• _What needs to be done_: Check every line below for the word "February" and give only the number of lines where it appears.

• _Records for the task_:
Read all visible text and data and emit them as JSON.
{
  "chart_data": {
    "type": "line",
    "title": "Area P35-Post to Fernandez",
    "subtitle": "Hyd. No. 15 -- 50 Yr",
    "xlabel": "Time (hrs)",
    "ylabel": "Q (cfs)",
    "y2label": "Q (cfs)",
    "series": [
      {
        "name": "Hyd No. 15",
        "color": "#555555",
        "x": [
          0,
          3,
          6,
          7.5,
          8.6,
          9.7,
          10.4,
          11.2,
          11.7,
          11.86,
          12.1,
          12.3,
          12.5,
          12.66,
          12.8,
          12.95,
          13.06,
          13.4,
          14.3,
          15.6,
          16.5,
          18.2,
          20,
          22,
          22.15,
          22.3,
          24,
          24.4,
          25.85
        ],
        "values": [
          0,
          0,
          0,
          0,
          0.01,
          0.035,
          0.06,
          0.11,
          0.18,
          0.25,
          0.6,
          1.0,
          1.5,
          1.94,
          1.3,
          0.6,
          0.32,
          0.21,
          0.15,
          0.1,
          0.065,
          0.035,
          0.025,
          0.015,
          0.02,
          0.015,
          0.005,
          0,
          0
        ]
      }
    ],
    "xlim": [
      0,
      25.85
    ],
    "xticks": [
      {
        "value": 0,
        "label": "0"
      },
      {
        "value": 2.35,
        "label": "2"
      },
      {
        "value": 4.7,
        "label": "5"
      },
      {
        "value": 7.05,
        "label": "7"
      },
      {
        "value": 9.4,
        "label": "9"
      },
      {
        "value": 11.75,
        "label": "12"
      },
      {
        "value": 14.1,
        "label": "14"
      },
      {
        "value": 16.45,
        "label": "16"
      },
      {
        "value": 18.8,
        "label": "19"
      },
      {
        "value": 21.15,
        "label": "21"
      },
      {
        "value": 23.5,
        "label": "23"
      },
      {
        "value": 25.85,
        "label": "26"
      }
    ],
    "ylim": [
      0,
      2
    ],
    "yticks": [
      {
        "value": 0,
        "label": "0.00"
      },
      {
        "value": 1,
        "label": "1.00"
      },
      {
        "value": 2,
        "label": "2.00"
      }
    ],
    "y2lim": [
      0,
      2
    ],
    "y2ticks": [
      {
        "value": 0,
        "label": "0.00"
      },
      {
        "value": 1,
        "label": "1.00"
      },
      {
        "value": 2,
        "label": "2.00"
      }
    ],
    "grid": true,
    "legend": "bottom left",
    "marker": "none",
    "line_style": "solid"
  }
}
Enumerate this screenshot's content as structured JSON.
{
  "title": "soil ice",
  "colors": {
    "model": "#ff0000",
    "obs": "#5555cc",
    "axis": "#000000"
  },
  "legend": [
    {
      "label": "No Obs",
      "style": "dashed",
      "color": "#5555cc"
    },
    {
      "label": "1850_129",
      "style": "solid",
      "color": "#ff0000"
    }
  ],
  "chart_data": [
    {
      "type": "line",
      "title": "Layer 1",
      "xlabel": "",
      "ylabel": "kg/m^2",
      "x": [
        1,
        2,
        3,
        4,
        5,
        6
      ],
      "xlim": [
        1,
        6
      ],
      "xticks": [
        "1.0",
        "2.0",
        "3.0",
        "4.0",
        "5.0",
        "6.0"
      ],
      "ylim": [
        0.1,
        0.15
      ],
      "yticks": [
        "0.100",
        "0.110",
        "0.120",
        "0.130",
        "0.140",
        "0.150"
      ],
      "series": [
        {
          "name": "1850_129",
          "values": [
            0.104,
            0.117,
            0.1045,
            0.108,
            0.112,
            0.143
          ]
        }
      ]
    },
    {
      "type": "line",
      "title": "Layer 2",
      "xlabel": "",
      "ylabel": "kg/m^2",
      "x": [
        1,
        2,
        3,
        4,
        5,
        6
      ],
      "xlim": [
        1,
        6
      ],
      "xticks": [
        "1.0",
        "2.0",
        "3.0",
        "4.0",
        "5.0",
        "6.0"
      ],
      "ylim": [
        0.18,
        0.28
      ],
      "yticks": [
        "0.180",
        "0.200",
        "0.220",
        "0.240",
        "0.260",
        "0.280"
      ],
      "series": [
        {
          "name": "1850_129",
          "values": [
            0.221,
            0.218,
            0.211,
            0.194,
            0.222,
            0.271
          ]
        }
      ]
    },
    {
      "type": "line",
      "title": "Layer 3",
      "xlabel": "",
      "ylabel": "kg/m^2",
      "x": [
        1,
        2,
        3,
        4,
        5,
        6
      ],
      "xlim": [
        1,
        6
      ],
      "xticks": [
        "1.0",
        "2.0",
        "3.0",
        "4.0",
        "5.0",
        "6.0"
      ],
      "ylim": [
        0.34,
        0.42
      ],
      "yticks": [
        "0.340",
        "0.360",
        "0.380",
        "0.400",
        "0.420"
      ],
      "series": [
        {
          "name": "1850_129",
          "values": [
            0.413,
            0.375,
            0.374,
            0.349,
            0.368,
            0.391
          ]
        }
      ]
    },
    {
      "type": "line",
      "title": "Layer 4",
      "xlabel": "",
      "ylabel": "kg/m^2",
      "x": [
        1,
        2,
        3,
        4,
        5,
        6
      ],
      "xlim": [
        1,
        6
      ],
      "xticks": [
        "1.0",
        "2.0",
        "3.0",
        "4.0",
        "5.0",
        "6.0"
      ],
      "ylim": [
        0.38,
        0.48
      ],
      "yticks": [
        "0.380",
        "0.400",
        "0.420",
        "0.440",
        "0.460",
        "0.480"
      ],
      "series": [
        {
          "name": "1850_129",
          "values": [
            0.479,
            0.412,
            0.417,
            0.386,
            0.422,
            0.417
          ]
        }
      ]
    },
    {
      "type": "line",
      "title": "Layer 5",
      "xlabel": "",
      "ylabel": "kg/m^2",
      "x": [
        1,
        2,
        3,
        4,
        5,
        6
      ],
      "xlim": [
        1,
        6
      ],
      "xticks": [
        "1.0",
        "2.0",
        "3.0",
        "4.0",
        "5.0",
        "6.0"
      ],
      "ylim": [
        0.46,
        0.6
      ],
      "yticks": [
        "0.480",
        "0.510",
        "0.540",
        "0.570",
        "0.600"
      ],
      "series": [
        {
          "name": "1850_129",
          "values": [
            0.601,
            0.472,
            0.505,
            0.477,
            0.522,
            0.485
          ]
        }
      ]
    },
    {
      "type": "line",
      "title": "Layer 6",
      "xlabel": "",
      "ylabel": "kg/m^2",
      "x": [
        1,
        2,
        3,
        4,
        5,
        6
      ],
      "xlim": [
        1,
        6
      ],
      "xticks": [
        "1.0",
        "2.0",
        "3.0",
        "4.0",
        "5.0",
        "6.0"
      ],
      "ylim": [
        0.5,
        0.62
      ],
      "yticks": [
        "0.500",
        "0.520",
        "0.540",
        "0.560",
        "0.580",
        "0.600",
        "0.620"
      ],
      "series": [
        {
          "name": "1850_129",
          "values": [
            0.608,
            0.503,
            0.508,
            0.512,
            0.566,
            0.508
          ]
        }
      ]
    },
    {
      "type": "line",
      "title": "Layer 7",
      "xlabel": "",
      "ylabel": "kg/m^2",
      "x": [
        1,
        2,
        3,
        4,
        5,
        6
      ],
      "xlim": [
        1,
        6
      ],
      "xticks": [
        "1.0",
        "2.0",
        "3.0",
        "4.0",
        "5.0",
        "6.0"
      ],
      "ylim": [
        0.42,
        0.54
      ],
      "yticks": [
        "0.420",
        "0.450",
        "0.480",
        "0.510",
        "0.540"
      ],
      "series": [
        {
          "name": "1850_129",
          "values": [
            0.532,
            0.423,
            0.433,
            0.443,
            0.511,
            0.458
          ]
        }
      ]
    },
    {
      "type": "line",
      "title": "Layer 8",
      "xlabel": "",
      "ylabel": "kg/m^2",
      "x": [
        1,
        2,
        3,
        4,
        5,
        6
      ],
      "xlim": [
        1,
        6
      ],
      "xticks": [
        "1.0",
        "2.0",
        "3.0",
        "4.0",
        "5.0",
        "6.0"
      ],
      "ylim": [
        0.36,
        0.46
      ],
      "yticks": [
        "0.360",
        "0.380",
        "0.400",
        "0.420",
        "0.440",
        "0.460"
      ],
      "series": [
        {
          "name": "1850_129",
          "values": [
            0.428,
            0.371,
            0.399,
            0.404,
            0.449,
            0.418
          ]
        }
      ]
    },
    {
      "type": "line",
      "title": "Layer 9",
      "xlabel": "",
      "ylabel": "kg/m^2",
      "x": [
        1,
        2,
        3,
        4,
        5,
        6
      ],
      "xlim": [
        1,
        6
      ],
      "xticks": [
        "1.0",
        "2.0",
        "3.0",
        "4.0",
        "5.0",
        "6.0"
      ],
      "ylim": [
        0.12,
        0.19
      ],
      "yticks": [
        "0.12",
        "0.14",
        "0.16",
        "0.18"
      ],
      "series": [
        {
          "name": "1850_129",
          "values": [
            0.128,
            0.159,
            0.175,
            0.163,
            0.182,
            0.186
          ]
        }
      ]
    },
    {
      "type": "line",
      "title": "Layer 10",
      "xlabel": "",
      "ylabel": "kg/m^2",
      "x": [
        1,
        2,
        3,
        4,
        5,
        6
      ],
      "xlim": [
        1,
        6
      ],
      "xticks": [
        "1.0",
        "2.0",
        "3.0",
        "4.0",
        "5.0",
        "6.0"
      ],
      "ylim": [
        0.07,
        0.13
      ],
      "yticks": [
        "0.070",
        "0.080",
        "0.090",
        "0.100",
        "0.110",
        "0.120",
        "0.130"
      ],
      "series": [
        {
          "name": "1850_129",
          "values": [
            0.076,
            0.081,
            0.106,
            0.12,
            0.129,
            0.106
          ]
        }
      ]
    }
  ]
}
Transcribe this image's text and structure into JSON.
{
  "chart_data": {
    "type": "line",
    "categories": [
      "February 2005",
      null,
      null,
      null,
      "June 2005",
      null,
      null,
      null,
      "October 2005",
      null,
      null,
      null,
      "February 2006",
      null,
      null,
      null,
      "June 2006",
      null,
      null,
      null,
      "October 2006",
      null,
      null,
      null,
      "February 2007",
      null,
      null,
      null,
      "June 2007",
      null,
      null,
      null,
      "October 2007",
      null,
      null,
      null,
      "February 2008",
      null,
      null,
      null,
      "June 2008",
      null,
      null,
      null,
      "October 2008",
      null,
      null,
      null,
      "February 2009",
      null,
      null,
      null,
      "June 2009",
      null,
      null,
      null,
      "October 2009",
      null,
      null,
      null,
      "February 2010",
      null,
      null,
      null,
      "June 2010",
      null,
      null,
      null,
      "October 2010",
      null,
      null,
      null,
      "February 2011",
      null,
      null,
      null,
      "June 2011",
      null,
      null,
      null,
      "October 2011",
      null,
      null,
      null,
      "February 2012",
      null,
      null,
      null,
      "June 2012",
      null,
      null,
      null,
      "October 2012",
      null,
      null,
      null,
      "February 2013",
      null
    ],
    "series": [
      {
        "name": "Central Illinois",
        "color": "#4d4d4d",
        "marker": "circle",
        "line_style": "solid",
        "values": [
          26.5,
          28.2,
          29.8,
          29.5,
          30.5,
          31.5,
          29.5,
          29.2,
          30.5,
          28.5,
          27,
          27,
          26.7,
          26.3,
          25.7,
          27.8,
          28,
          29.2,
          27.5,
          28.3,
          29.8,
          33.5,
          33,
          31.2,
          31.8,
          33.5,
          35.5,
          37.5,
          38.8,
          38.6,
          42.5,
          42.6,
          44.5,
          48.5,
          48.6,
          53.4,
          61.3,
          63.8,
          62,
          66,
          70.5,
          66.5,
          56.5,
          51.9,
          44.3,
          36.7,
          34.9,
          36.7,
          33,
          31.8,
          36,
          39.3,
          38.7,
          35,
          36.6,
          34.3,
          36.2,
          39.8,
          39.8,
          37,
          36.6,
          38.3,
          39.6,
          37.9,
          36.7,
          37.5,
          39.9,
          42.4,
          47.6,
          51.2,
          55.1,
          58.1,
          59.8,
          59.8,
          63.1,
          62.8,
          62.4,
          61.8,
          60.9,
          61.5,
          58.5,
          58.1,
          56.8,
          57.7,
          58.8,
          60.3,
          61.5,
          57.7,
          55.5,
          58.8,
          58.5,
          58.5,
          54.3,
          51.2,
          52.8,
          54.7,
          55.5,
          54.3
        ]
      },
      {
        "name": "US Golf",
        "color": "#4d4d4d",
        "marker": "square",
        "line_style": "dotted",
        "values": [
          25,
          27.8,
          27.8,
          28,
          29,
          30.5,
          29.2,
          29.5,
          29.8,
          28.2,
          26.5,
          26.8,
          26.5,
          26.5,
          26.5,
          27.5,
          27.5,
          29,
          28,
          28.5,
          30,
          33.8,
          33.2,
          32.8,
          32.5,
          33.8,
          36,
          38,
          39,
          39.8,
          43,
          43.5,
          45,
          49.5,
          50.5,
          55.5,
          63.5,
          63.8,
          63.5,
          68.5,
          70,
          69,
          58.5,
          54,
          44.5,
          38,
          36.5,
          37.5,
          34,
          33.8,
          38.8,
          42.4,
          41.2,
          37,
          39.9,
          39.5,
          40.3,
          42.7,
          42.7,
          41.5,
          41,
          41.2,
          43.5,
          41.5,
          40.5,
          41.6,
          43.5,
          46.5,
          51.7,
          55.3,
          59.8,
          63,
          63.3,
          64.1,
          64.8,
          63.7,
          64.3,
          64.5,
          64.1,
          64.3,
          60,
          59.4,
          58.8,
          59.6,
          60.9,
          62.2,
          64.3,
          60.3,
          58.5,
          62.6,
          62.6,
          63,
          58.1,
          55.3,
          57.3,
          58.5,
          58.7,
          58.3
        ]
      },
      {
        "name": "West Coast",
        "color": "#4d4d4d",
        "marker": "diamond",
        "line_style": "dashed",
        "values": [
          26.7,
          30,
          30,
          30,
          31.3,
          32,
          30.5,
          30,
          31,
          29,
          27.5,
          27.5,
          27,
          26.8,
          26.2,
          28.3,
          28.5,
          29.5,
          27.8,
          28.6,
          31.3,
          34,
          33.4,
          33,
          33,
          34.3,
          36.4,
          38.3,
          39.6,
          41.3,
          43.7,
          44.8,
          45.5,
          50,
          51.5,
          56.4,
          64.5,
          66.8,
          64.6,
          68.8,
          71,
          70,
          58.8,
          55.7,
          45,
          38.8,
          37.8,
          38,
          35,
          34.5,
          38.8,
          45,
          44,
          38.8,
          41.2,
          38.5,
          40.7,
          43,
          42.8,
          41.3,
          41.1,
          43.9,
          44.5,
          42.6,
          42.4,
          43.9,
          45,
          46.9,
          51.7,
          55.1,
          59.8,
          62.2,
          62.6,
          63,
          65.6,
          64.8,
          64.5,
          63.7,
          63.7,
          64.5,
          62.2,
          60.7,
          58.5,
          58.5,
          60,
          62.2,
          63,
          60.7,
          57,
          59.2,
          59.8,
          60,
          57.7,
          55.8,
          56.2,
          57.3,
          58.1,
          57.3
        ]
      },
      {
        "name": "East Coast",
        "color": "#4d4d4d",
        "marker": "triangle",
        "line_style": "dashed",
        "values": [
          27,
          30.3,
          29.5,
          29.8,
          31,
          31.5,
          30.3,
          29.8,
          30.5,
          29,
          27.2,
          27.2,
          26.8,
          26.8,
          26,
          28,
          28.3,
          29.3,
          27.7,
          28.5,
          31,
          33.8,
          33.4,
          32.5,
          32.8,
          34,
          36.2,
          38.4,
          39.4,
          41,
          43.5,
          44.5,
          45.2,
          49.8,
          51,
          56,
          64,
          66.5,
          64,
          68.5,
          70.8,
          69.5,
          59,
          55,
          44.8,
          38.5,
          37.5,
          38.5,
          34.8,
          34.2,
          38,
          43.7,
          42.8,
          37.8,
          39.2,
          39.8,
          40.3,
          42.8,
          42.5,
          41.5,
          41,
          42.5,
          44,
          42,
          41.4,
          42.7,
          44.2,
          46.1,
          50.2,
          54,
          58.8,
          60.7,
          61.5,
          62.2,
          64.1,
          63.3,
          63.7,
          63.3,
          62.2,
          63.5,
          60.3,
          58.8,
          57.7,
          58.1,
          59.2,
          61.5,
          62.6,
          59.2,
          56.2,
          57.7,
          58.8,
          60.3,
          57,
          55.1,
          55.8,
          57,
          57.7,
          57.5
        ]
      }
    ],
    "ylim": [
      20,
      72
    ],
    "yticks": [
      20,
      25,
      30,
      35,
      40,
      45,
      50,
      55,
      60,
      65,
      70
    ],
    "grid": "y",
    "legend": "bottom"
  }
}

• _Finished exercise_: 9